* [Problem]: In the material below, the lines containing the word "through" are required; copy each of them.

-------- Provided entries --------

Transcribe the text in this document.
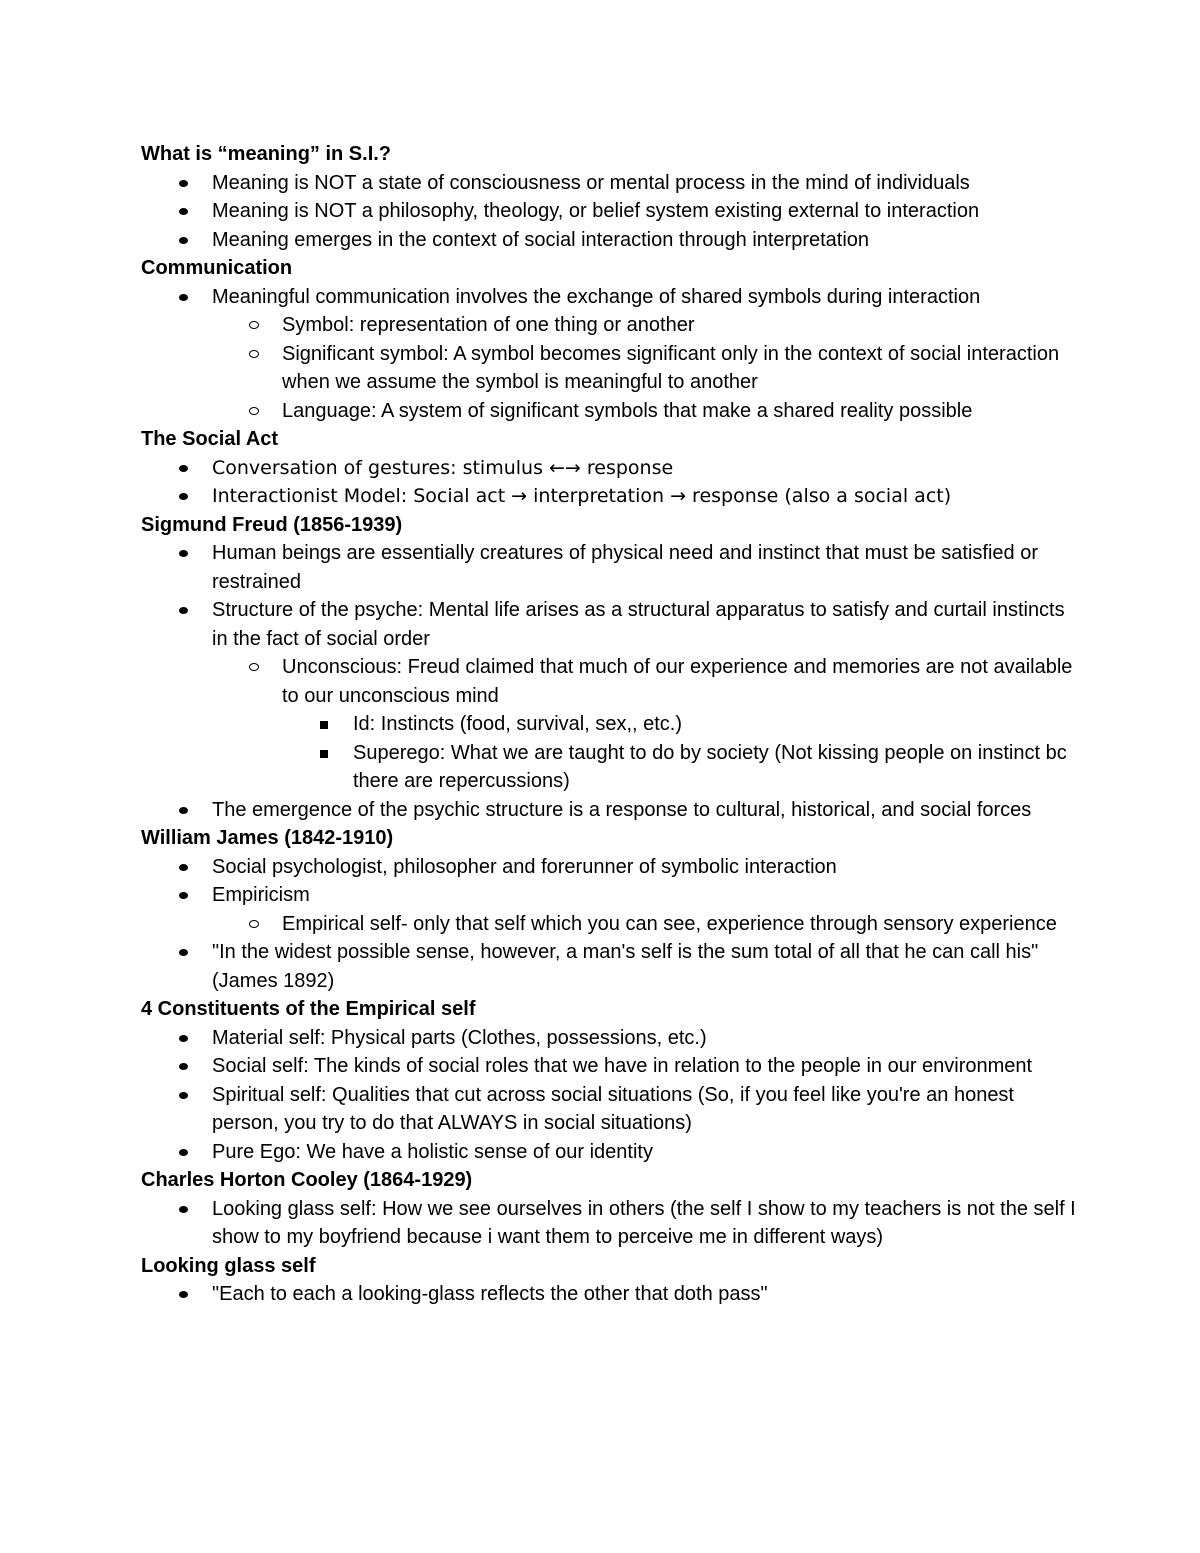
What is “meaning” in S.I.?
Meaning is NOT a state of consciousness or mental process in the mind of individuals
Meaning is NOT a philosophy, theology, or belief system existing external to interaction
Meaning emerges in the context of social interaction through interpretation
Communication
Meaningful communication involves the exchange of shared symbols during interaction
Symbol: representation of one thing or another
Significant symbol: A symbol becomes significant only in the context of social interaction when we assume the symbol is meaningful to another
Language: A system of significant symbols that make a shared reality possible
The Social Act
Conversation of gestures: stimulus ←→ response
Interactionist Model: Social act → interpretation → response (also a social act)
Sigmund Freud (1856-1939)
Human beings are essentially creatures of physical need and instinct that must be satisfied or restrained
Structure of the psyche: Mental life arises as a structural apparatus to satisfy and curtail instincts in the fact of social order
Unconscious: Freud claimed that much of our experience and memories are not available to our unconscious mind
Id: Instincts (food, survival, sex,, etc.)
Superego: What we are taught to do by society (Not kissing people on instinct bc there are repercussions)
The emergence of the psychic structure is a response to cultural, historical, and social forces
William James (1842-1910)
Social psychologist, philosopher and forerunner of symbolic interaction
Empiricism
Empirical self- only that self which you can see, experience through sensory experience
"In the widest possible sense, however, a man's self is the sum total of all that he can call his" (James 1892)
4 Constituents of the Empirical self
Material self: Physical parts (Clothes, possessions, etc.)
Social self: The kinds of social roles that we have in relation to the people in our environment
Spiritual self: Qualities that cut across social situations (So, if you feel like you're an honest person, you try to do that ALWAYS in social situations)
Pure Ego: We have a holistic sense of our identity
Charles Horton Cooley (1864-1929)
Looking glass self: How we see ourselves in others (the self I show to my teachers is not the self I show to my boyfriend because i want them to perceive me in different ways)
Looking glass self
"Each to each a looking-glass reflects the other that doth pass"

--------

* [Expected output]:
Meaning emerges in the context of social interaction through interpretation
Empirical self- only that self which you can see, experience through sensory experience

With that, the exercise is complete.